*What is expected*
Among the entries below, how many lines hold "following"? Only the number is wanted.
=== Data shown ===
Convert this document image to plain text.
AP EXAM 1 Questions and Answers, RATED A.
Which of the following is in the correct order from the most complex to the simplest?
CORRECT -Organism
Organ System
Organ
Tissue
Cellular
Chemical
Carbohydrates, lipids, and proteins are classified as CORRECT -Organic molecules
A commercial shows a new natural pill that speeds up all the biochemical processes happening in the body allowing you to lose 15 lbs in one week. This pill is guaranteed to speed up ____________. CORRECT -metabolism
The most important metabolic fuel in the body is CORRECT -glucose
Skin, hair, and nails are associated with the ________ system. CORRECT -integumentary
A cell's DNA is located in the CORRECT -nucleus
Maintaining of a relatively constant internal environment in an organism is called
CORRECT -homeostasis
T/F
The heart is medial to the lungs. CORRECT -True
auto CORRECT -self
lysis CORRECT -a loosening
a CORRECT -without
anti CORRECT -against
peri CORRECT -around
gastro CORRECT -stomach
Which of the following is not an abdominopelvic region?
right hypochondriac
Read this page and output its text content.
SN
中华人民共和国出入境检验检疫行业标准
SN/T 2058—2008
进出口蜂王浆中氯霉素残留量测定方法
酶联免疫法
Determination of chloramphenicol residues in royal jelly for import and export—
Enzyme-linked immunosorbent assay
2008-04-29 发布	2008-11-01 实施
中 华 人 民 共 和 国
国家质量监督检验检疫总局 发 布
===
*Solution for this exercise*
2